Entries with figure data
----------
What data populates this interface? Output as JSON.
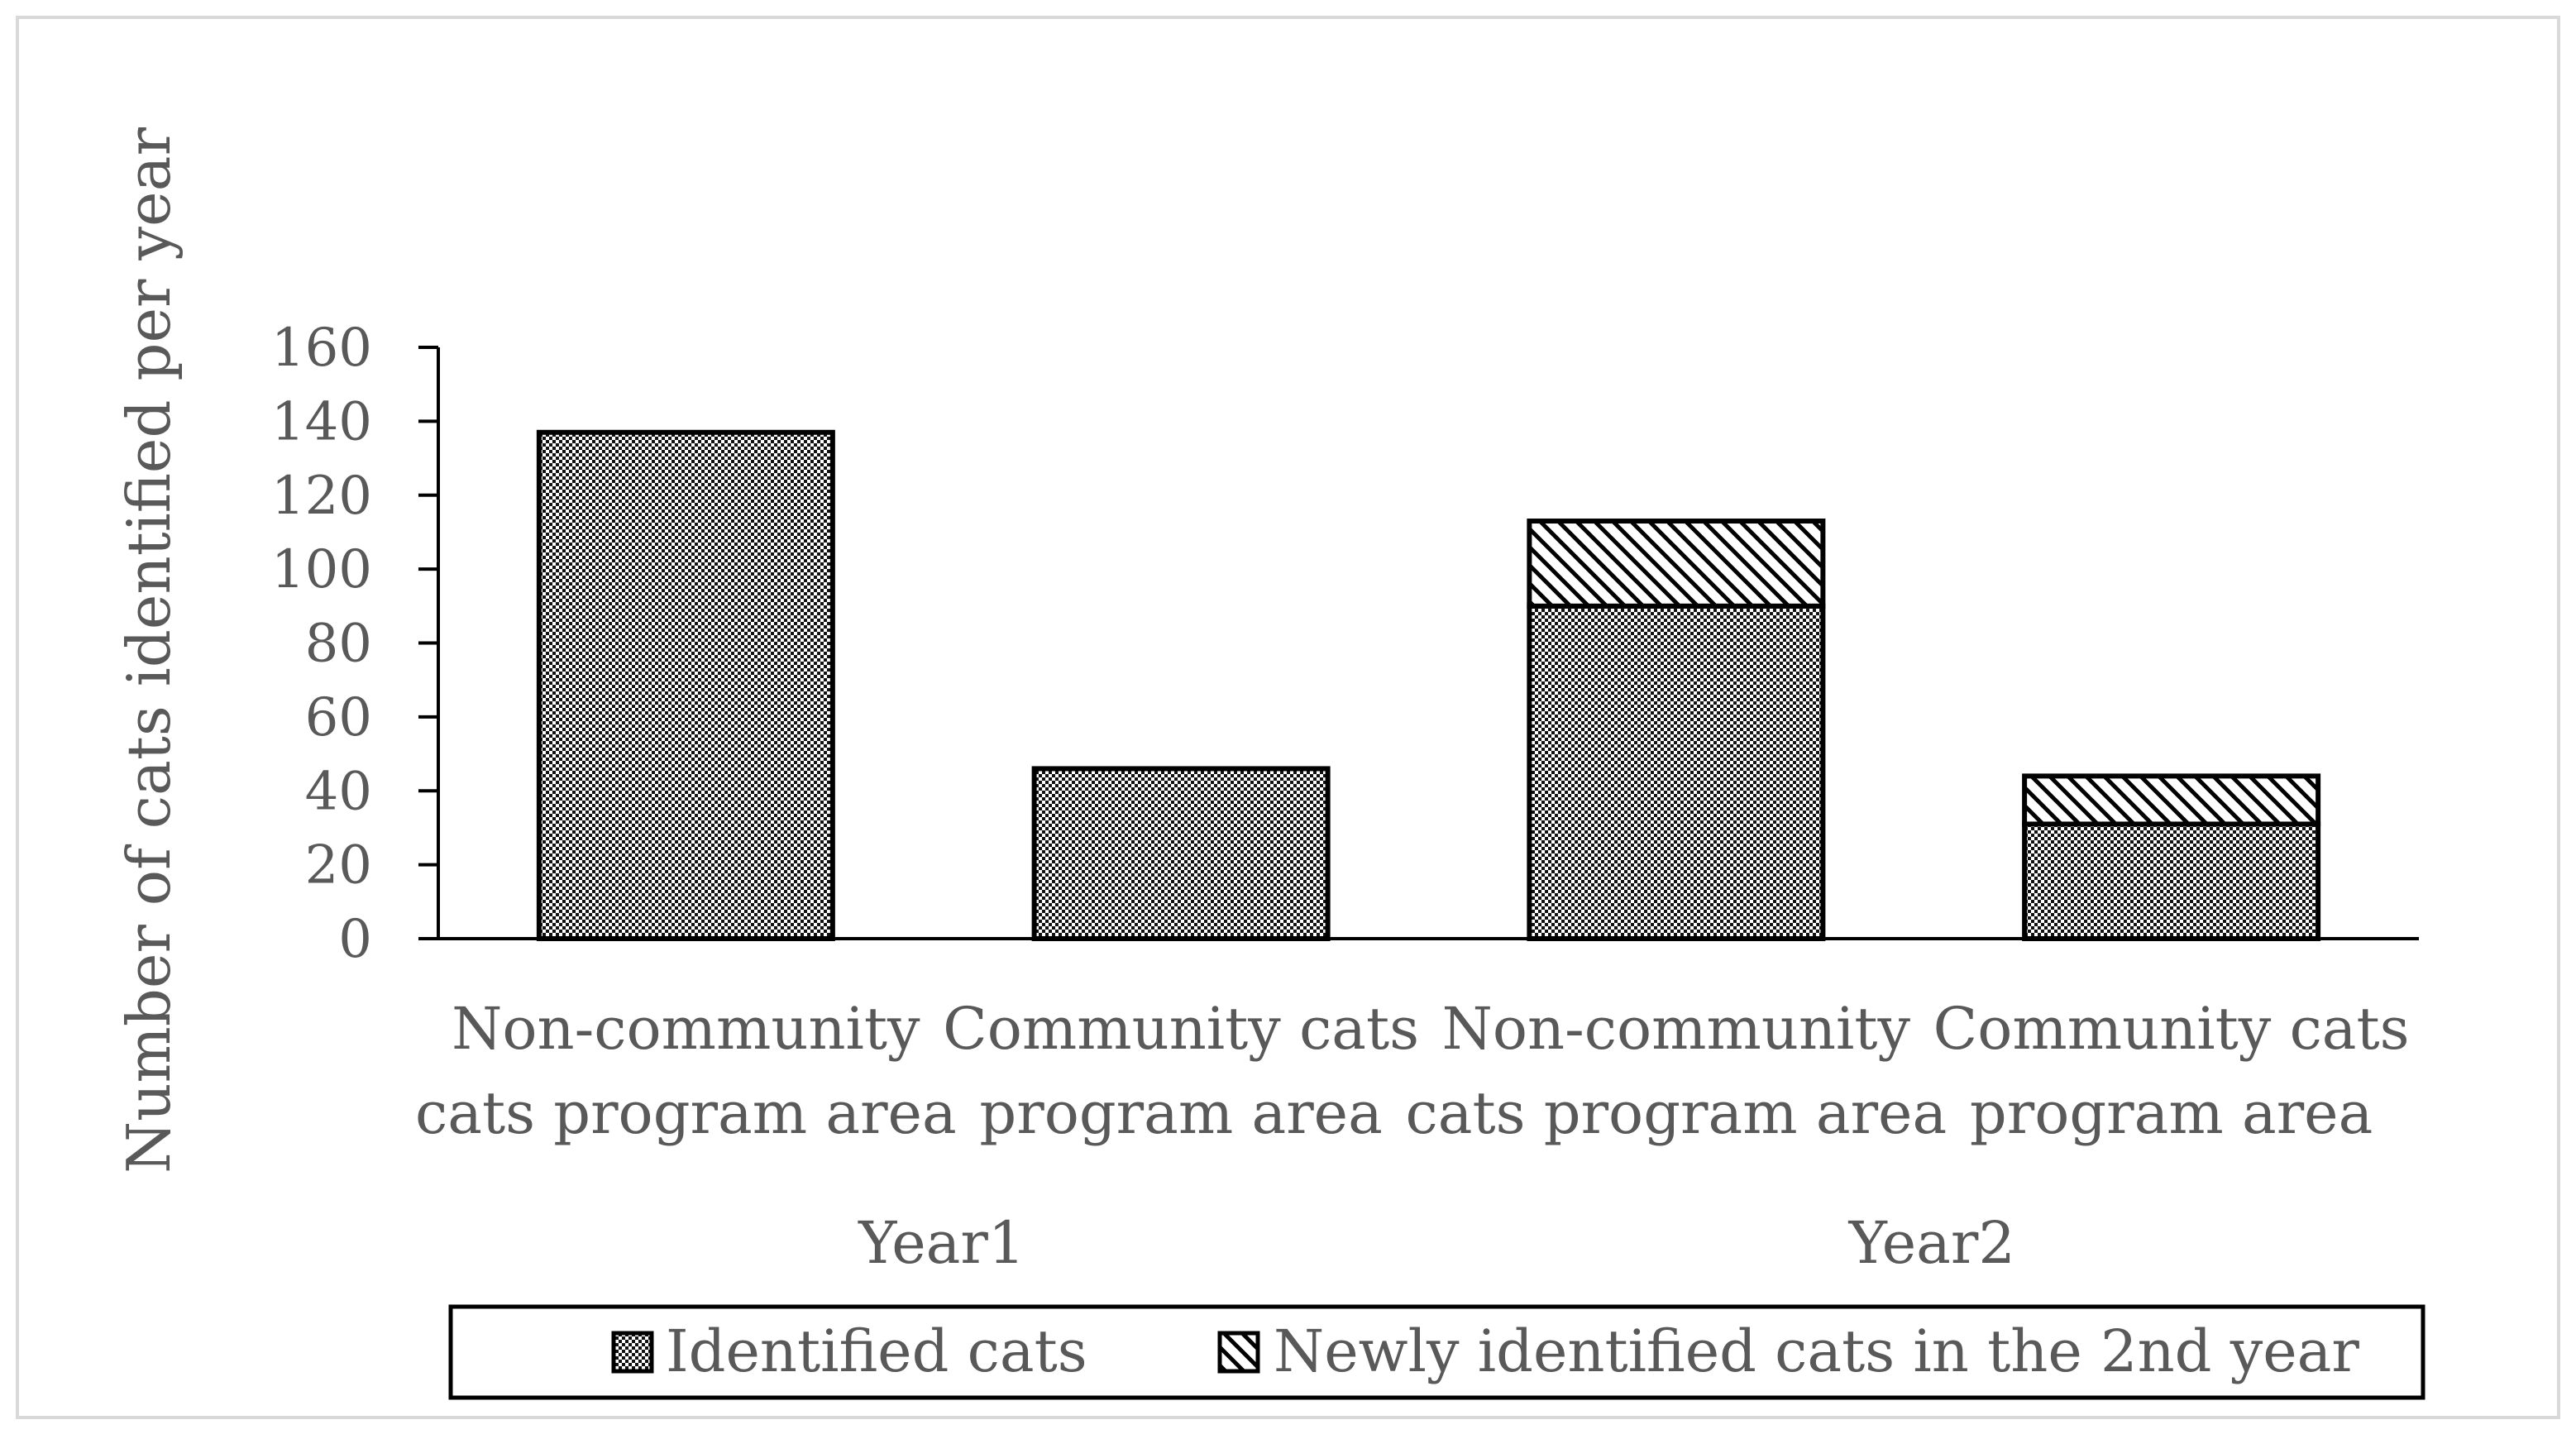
{
  "chart_data": {
    "type": "bar",
    "stacked": true,
    "title": "",
    "ylabel": "Number of cats identified per year",
    "xlabel": "",
    "ylim": [
      0,
      160
    ],
    "yticks": [
      0,
      20,
      40,
      60,
      80,
      100,
      120,
      140,
      160
    ],
    "grid": false,
    "legend_position": "bottom",
    "categories": [
      [
        "Non-community",
        "cats program area"
      ],
      [
        "Community cats",
        "program area"
      ],
      [
        "Non-community",
        "cats program area"
      ],
      [
        "Community cats",
        "program area"
      ]
    ],
    "groups": [
      {
        "label": "Year1",
        "categories": [
          0,
          1
        ]
      },
      {
        "label": "Year2",
        "categories": [
          2,
          3
        ]
      }
    ],
    "series": [
      {
        "name": "Identified cats",
        "values": [
          137,
          46,
          90,
          31
        ],
        "pattern": "checker"
      },
      {
        "name": "Newly identified cats in the 2nd year",
        "values": [
          0,
          0,
          23,
          13
        ],
        "pattern": "diagonal"
      }
    ],
    "colors": {
      "ink": "#000000",
      "text": "#595959",
      "frame": "#d9d9d9",
      "fill": "#ffffff"
    }
  }
}
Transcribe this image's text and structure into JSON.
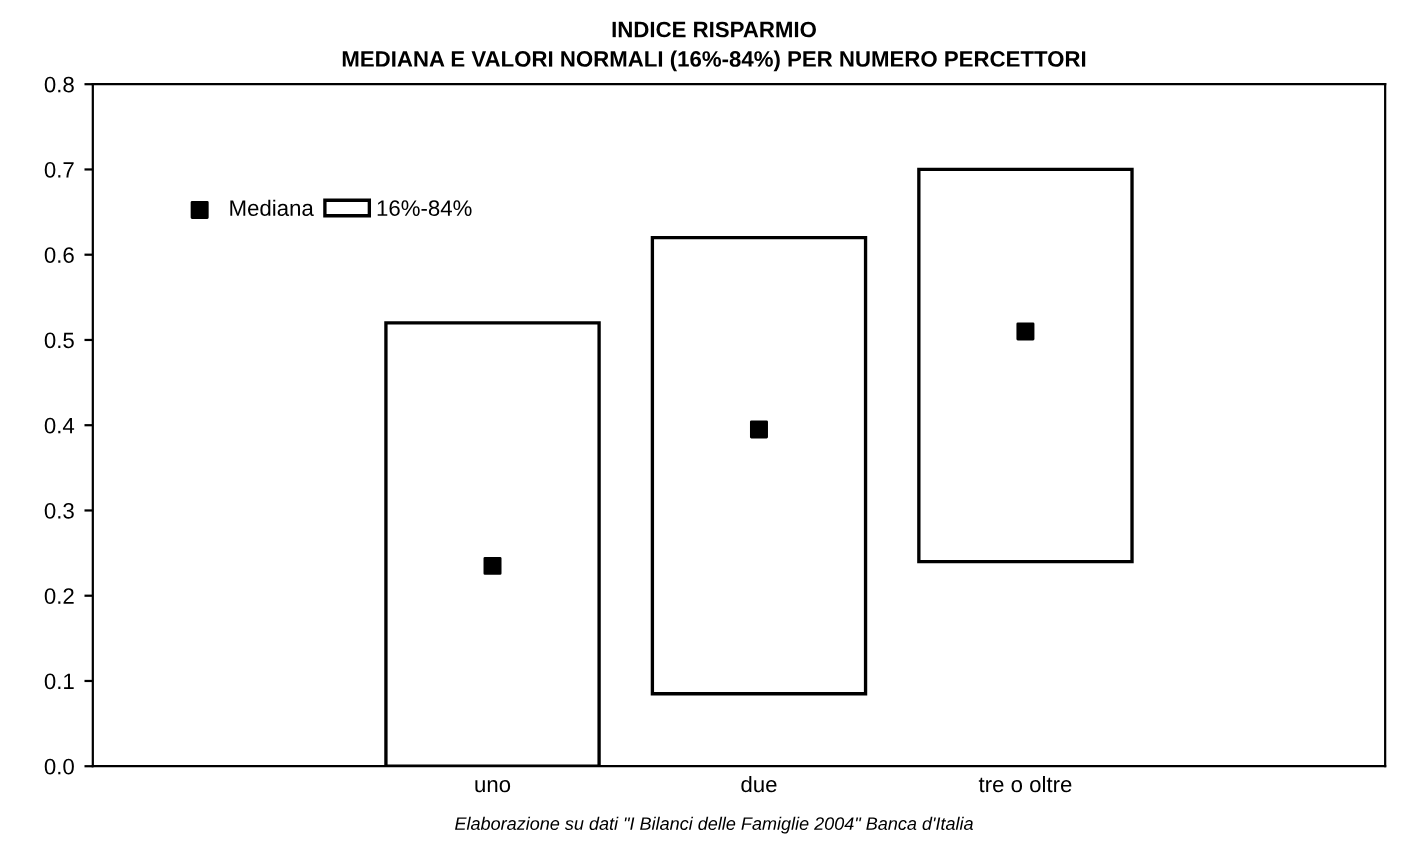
{
  "chart_data": {
    "type": "bar",
    "title": "INDICE RISPARMIO",
    "subtitle": "MEDIANA E VALORI NORMALI (16%-84%) PER NUMERO PERCETTORI",
    "categories": [
      "uno",
      "due",
      "tre o oltre"
    ],
    "series": [
      {
        "name": "16%-84%",
        "color": "#ffffff",
        "base": [
          0,
          0.085,
          0.24
        ],
        "values": [
          0.52,
          0.535,
          0.46
        ]
      },
      {
        "name": "Mediana",
        "type": "scatter",
        "color": "#000000",
        "marker": "square",
        "x": [
          "uno",
          "due",
          "tre o oltre"
        ],
        "values": [
          0.235,
          0.395,
          0.51
        ]
      }
    ],
    "ylim": [
      0,
      0.8
    ],
    "yticks": [
      {
        "value": 0,
        "label": "0.0"
      },
      {
        "value": 0.1,
        "label": "0.1"
      },
      {
        "value": 0.2,
        "label": "0.2"
      },
      {
        "value": 0.3,
        "label": "0.3"
      },
      {
        "value": 0.4,
        "label": "0.4"
      },
      {
        "value": 0.5,
        "label": "0.5"
      },
      {
        "value": 0.6,
        "label": "0.6"
      },
      {
        "value": 0.7,
        "label": "0.7"
      },
      {
        "value": 0.8,
        "label": "0.8"
      }
    ],
    "grid": false,
    "legend": "top left",
    "annotations": [
      "Elaborazione su dati \"I Bilanci delle Famiglie 2004\" Banca d'Italia"
    ]
  }
}
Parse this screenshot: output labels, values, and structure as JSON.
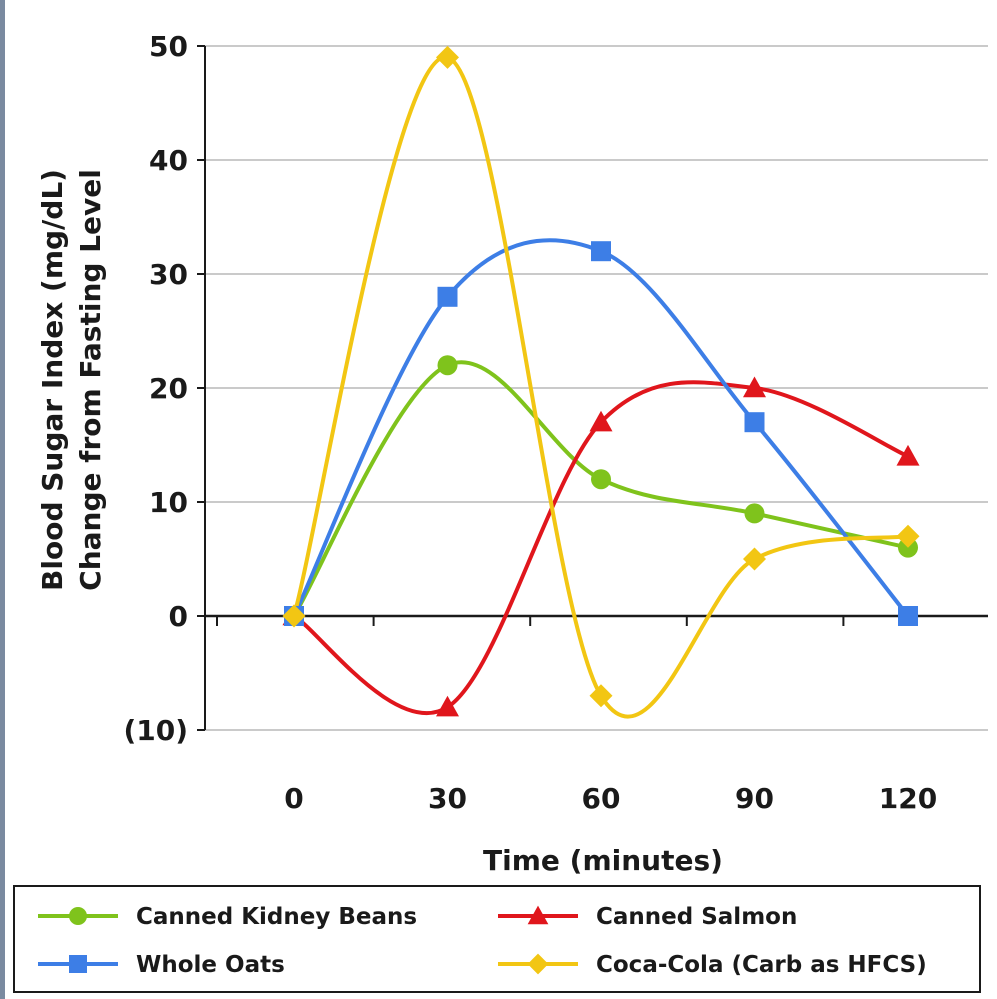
{
  "chart_data": {
    "type": "line",
    "x": [
      0,
      30,
      60,
      90,
      120
    ],
    "x_tick_labels": [
      "0",
      "30",
      "60",
      "90",
      "120"
    ],
    "xlabel": "Time (minutes)",
    "ylabel_lines": [
      "Blood Sugar Index (mg/dL)",
      "Change from Fasting Level"
    ],
    "ylim": [
      -10,
      50
    ],
    "y_ticks": [
      {
        "value": 50,
        "label": "50",
        "color": "#1a1a1a"
      },
      {
        "value": 40,
        "label": "40",
        "color": "#1a1a1a"
      },
      {
        "value": 30,
        "label": "30",
        "color": "#1a1a1a"
      },
      {
        "value": 20,
        "label": "20",
        "color": "#1a1a1a"
      },
      {
        "value": 10,
        "label": "10",
        "color": "#1a1a1a"
      },
      {
        "value": 0,
        "label": "0",
        "color": "#1a1a1a"
      },
      {
        "value": -10,
        "label": "(10)",
        "color": "#c0161c"
      }
    ],
    "grid": true,
    "legend_position": "bottom",
    "series": [
      {
        "name": "Canned Kidney Beans",
        "marker": "circle",
        "color": "#7fc31c",
        "values": [
          0,
          22,
          12,
          9,
          6
        ]
      },
      {
        "name": "Canned Salmon",
        "marker": "triangle",
        "color": "#e0161c",
        "values": [
          0,
          -8,
          17,
          20,
          14
        ]
      },
      {
        "name": "Whole Oats",
        "marker": "square",
        "color": "#3d7ee6",
        "values": [
          0,
          28,
          32,
          17,
          0
        ]
      },
      {
        "name": "Coca-Cola (Carb as HFCS)",
        "marker": "diamond",
        "color": "#f2c613",
        "values": [
          0,
          49,
          -7,
          5,
          7
        ]
      }
    ]
  }
}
----------
■ **What to produce**
Show every line where the string "name" appears.

■ **Result of this task**
        "name": "Identified cats",
        "name": "Newly identified cats in the 2nd year",
        "name": "16%-84%",
        "name": "Mediana",
        "name": "Canned Kidney Beans",
        "name": "Canned Salmon",
        "name": "Whole Oats",
        "name": "Coca-Cola (Carb as HFCS)",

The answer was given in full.